--- Records for this task ---
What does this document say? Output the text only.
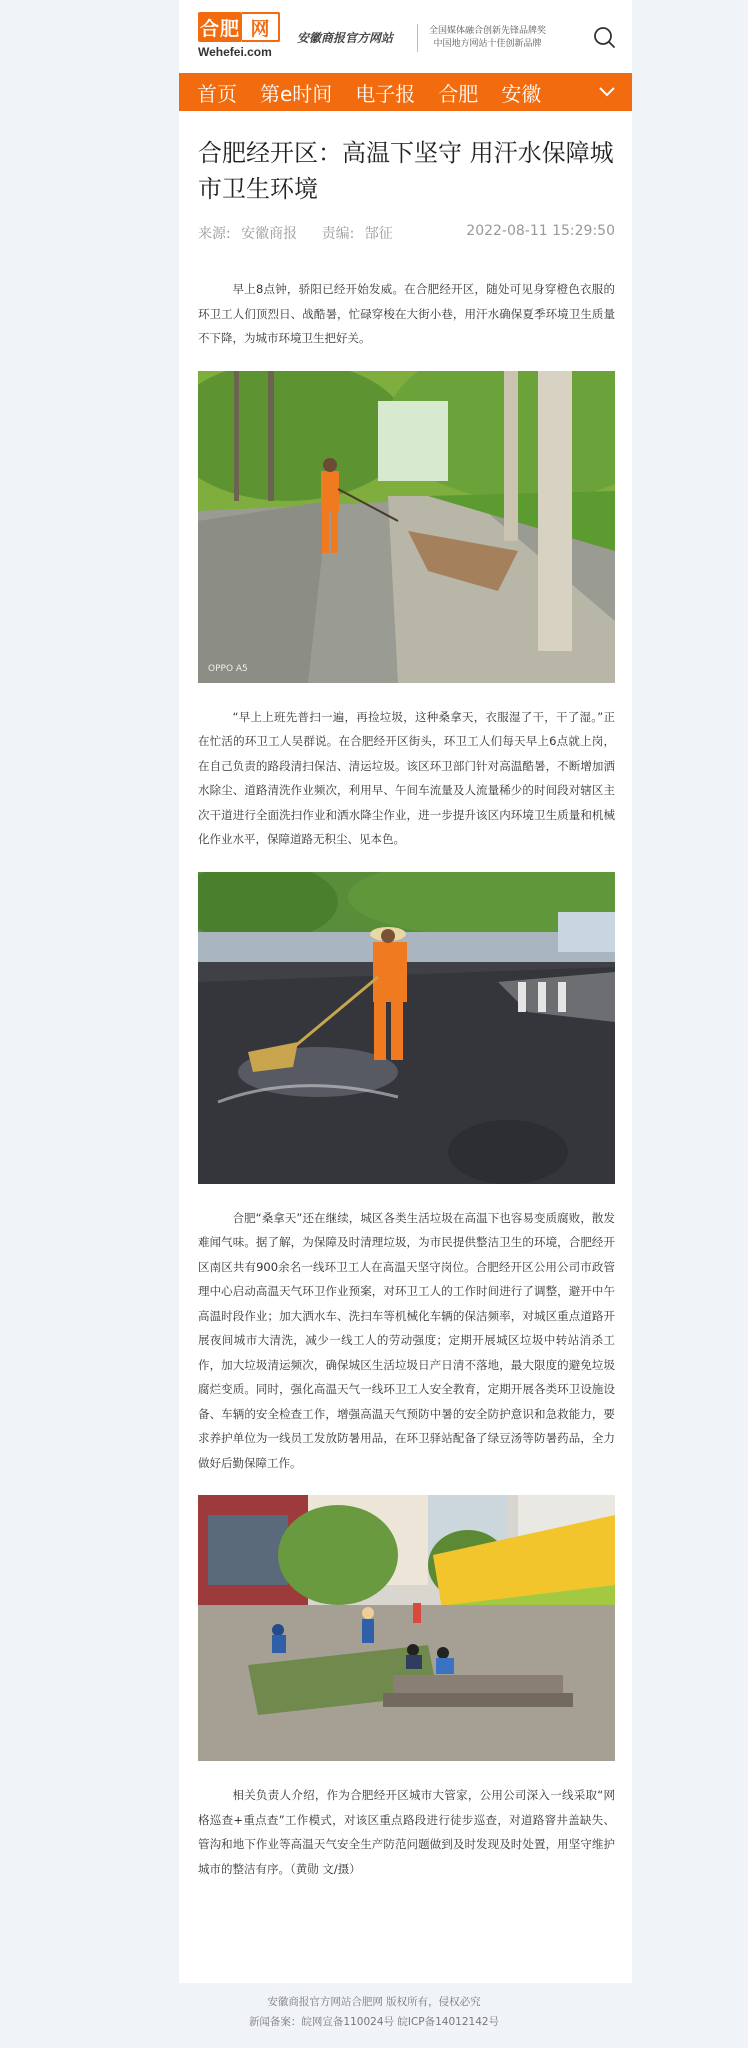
合肥 网
Wehefei.com
安徽商报官方网站	全国媒体融合创新先锋品牌奖
中国地方网站十佳创新品牌
首页 第e时间 电子报 合肥 安徽
合肥经开区：高温下坚守 用汗水保障城市卫生环境
来源: 安徽商报 责编: 郜征	2022-08-11 15:29:50

早上8点钟，骄阳已经开始发威。在合肥经开区，随处可见身穿橙色衣服的环卫工人们顶烈日、战酷暑，忙碌穿梭在大街小巷，用汗水确保夏季环境卫生质量不下降，为城市环境卫生把好关。

OPPO A5

“早上上班先普扫一遍，再捡垃圾，这种桑拿天，衣服湿了干，干了湿。”正在忙活的环卫工人吴群说。在合肥经开区街头，环卫工人们每天早上6点就上岗，在自己负责的路段清扫保洁、清运垃圾。该区环卫部门针对高温酷暑，不断增加洒水除尘、道路清洗作业频次，利用早、午间车流量及人流量稀少的时间段对辖区主次干道进行全面洗扫作业和洒水降尘作业，进一步提升该区内环境卫生质量和机械化作业水平，保障道路无积尘、见本色。

合肥“桑拿天”还在继续，城区各类生活垃圾在高温下也容易变质腐败，散发难闻气味。据了解，为保障及时清理垃圾，为市民提供整洁卫生的环境，合肥经开区南区共有900余名一线环卫工人在高温天坚守岗位。合肥经开区公用公司市政管理中心启动高温天气环卫作业预案，对环卫工人的工作时间进行了调整，避开中午高温时段作业；加大洒水车、洗扫车等机械化车辆的保洁频率，对城区重点道路开展夜间城市大清洗，减少一线工人的劳动强度；定期开展城区垃圾中转站消杀工作，加大垃圾清运频次，确保城区生活垃圾日产日清不落地，最大限度的避免垃圾腐烂变质。同时，强化高温天气一线环卫工人安全教育，定期开展各类环卫设施设备、车辆的安全检查工作，增强高温天气预防中暑的安全防护意识和急救能力，要求养护单位为一线员工发放防暑用品，在环卫驿站配备了绿豆汤等防暑药品，全力做好后勤保障工作。

相关负责人介绍，作为合肥经开区城市大管家，公用公司深入一线采取“网格巡查+重点查”工作模式，对该区重点路段进行徒步巡查，对道路窨井盖缺失、管沟和地下作业等高温天气安全生产防范问题做到及时发现及时处置，用坚守维护城市的整洁有序。（黄勋 文/摄）

安徽商报官方网站合肥网 版权所有，侵权必究
新闻备案：皖网宣备110024号 皖ICP备14012142号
---
> Problem details
Quote every line word for word and keep the images out of the copy.

> Result
What does this document say? Output the text only.
合肥 网
Wehefei.com
安徽商报官方网站	全国媒体融合创新先锋品牌奖
中国地方网站十佳创新品牌
首页 第e时间 电子报 合肥 安徽
合肥经开区：高温下坚守 用汗水保障城市卫生环境
来源: 安徽商报 责编: 郜征	2022-08-11 15:29:50

早上8点钟，骄阳已经开始发威。在合肥经开区，随处可见身穿橙色衣服的环卫工人们顶烈日、战酷暑，忙碌穿梭在大街小巷，用汗水确保夏季环境卫生质量不下降，为城市环境卫生把好关。

OPPO A5

“早上上班先普扫一遍，再捡垃圾，这种桑拿天，衣服湿了干，干了湿。”正在忙活的环卫工人吴群说。在合肥经开区街头，环卫工人们每天早上6点就上岗，在自己负责的路段清扫保洁、清运垃圾。该区环卫部门针对高温酷暑，不断增加洒水除尘、道路清洗作业频次，利用早、午间车流量及人流量稀少的时间段对辖区主次干道进行全面洗扫作业和洒水降尘作业，进一步提升该区内环境卫生质量和机械化作业水平，保障道路无积尘、见本色。

合肥“桑拿天”还在继续，城区各类生活垃圾在高温下也容易变质腐败，散发难闻气味。据了解，为保障及时清理垃圾，为市民提供整洁卫生的环境，合肥经开区南区共有900余名一线环卫工人在高温天坚守岗位。合肥经开区公用公司市政管理中心启动高温天气环卫作业预案，对环卫工人的工作时间进行了调整，避开中午高温时段作业；加大洒水车、洗扫车等机械化车辆的保洁频率，对城区重点道路开展夜间城市大清洗，减少一线工人的劳动强度；定期开展城区垃圾中转站消杀工作，加大垃圾清运频次，确保城区生活垃圾日产日清不落地，最大限度的避免垃圾腐烂变质。同时，强化高温天气一线环卫工人安全教育，定期开展各类环卫设施设备、车辆的安全检查工作，增强高温天气预防中暑的安全防护意识和急救能力，要求养护单位为一线员工发放防暑用品，在环卫驿站配备了绿豆汤等防暑药品，全力做好后勤保障工作。

相关负责人介绍，作为合肥经开区城市大管家，公用公司深入一线采取“网格巡查+重点查”工作模式，对该区重点路段进行徒步巡查，对道路窨井盖缺失、管沟和地下作业等高温天气安全生产防范问题做到及时发现及时处置，用坚守维护城市的整洁有序。（黄勋 文/摄）

安徽商报官方网站合肥网 版权所有，侵权必究
新闻备案：皖网宣备110024号 皖ICP备14012142号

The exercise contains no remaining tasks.